• [Exercise objective]: Repeat the listing word for word. No pictures belong in the copy.
++++ Records for the task
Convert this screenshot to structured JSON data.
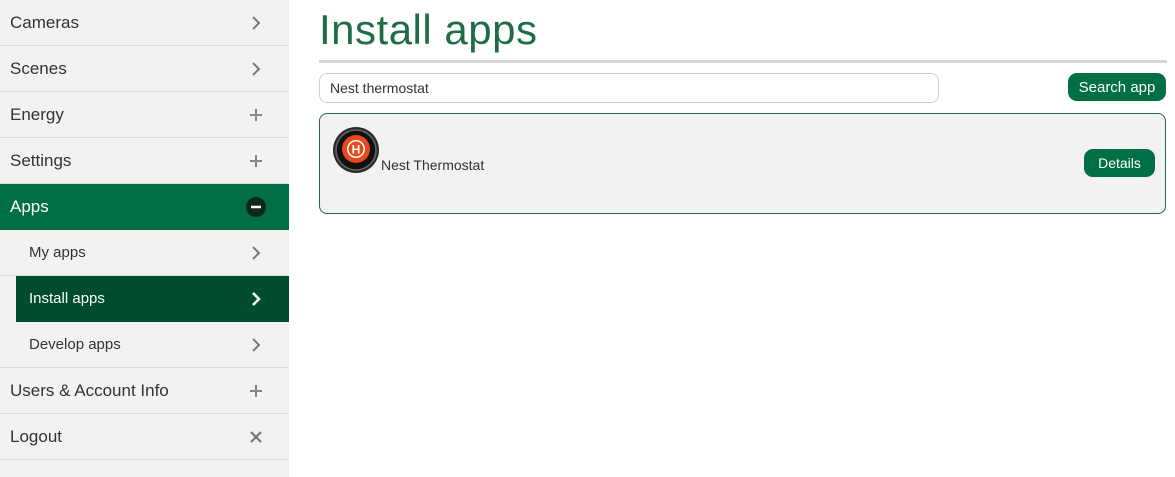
{
  "sidebar": {
    "items": [
      {
        "label": "Cameras",
        "icon": "chevron-right-icon"
      },
      {
        "label": "Scenes",
        "icon": "chevron-right-icon"
      },
      {
        "label": "Energy",
        "icon": "plus-icon"
      },
      {
        "label": "Settings",
        "icon": "plus-icon"
      },
      {
        "label": "Apps",
        "icon": "minus-circle-icon"
      },
      {
        "label": "My apps",
        "icon": "chevron-right-icon"
      },
      {
        "label": "Install apps",
        "icon": "chevron-right-icon"
      },
      {
        "label": "Develop apps",
        "icon": "chevron-right-icon"
      },
      {
        "label": "Users & Account Info",
        "icon": "plus-icon"
      },
      {
        "label": "Logout",
        "icon": "close-icon"
      }
    ]
  },
  "main": {
    "title": "Install apps",
    "search": {
      "value": "Nest thermostat",
      "button_label": "Search app"
    },
    "results": [
      {
        "name": "Nest Thermostat",
        "icon_letter": "H",
        "button_label": "Details"
      }
    ]
  },
  "colors": {
    "brand_green": "#006f45",
    "selected_green": "#004d2e",
    "title_green": "#1e6e45",
    "sidebar_bg": "#f2f2f2",
    "thermostat_orange": "#e8491b"
  }
}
++++++++
• [Solution to this exercise]:
Convert this screenshot to structured JSON data.
{
  "sidebar": {
    "items": [
      {
        "label": "Cameras",
        "icon": "chevron-right-icon"
      },
      {
        "label": "Scenes",
        "icon": "chevron-right-icon"
      },
      {
        "label": "Energy",
        "icon": "plus-icon"
      },
      {
        "label": "Settings",
        "icon": "plus-icon"
      },
      {
        "label": "Apps",
        "icon": "minus-circle-icon"
      },
      {
        "label": "My apps",
        "icon": "chevron-right-icon"
      },
      {
        "label": "Install apps",
        "icon": "chevron-right-icon"
      },
      {
        "label": "Develop apps",
        "icon": "chevron-right-icon"
      },
      {
        "label": "Users & Account Info",
        "icon": "plus-icon"
      },
      {
        "label": "Logout",
        "icon": "close-icon"
      }
    ]
  },
  "main": {
    "title": "Install apps",
    "search": {
      "value": "Nest thermostat",
      "button_label": "Search app"
    },
    "results": [
      {
        "name": "Nest Thermostat",
        "icon_letter": "H",
        "button_label": "Details"
      }
    ]
  },
  "colors": {
    "brand_green": "#006f45",
    "selected_green": "#004d2e",
    "title_green": "#1e6e45",
    "sidebar_bg": "#f2f2f2",
    "thermostat_orange": "#e8491b"
  }
}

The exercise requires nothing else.